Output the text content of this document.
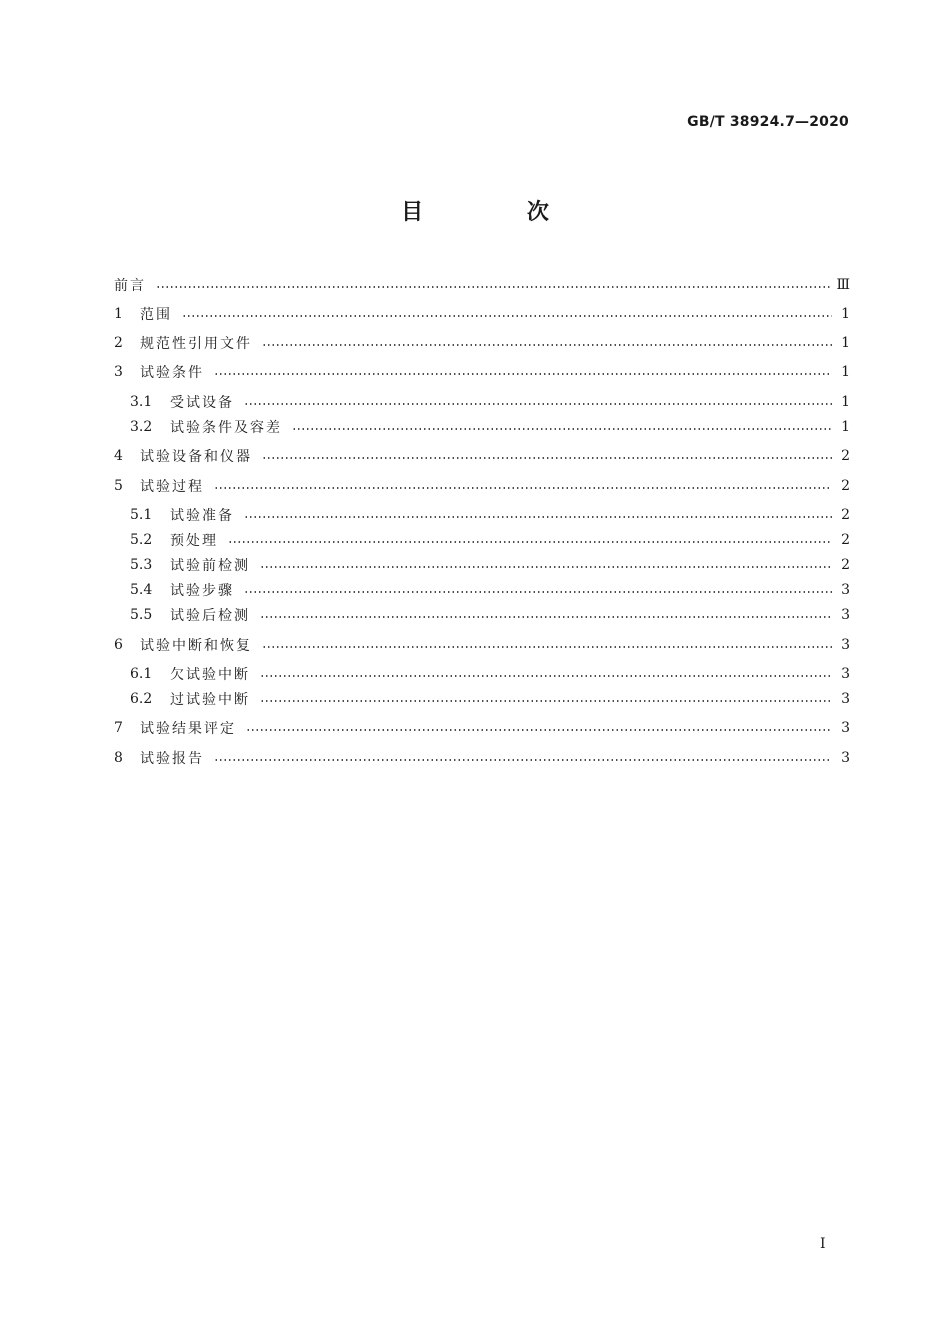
GB/T 38924.7—2020
目 次
前言	Ⅲ
1	范围	1
2	规范性引用文件	1
3	试验条件	1
3.1	受试设备	1
3.2	试验条件及容差	1
4	试验设备和仪器	2
5	试验过程	2
5.1	试验准备	2
5.2	预处理	2
5.3	试验前检测	2
5.4	试验步骤	3
5.5	试验后检测	3
6	试验中断和恢复	3
6.1	欠试验中断	3
6.2	过试验中断	3
7	试验结果评定	3
8	试验报告	3
I
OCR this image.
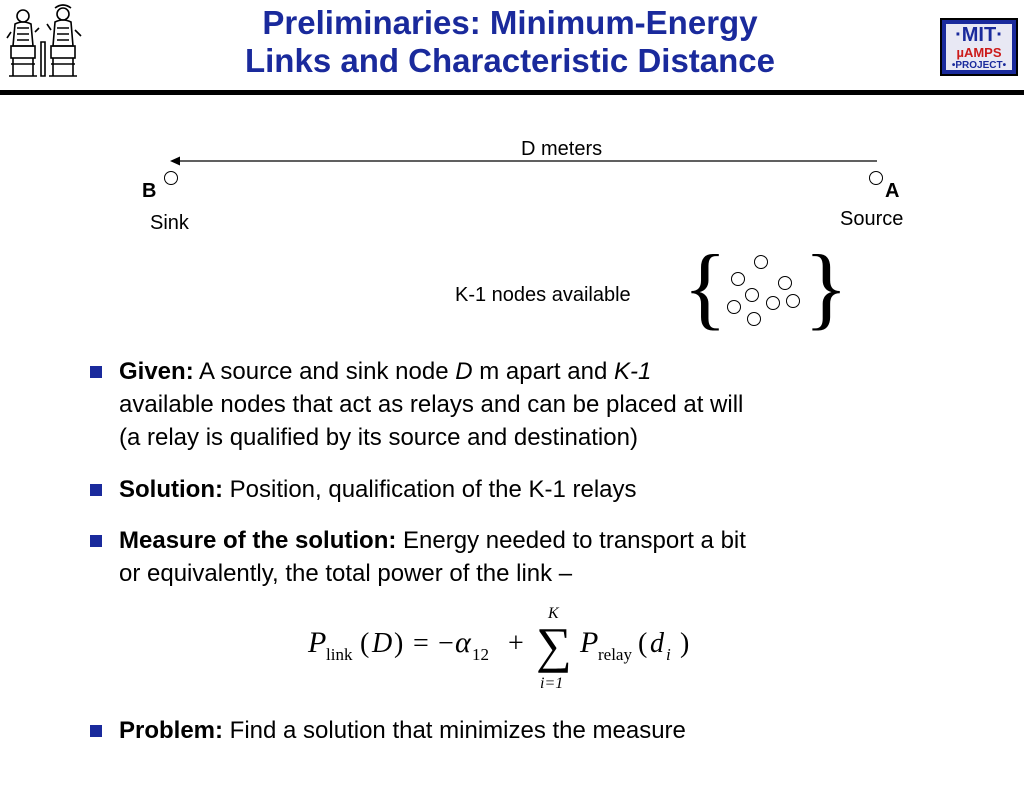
Preliminaries: Minimum-Energy
Links and Characteristic Distance
·MIT·
µAMPS
•PROJECT•
{ }
D meters
B	A
Sink	Source
K-1 nodes available
Given: A source and sink node D m apart and K-1
available nodes that act as relays and can be placed at will
(a relay is qualified by its source and destination)
Solution: Position, qualification of the K-1 relays
Measure of the solution: Energy needed to transport a bit
or equivalently, the total power of the link –
Problem: Find a solution that minimizes the measure
P link ( D ) = − α 12 + ∑
K
i=1
P relay ( d i )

## Work required
Check each line above for the word "nodes", and copy the lines where it appears.

## Reply to the exercise
K-1 nodes available
available nodes that act as relays and can be placed at will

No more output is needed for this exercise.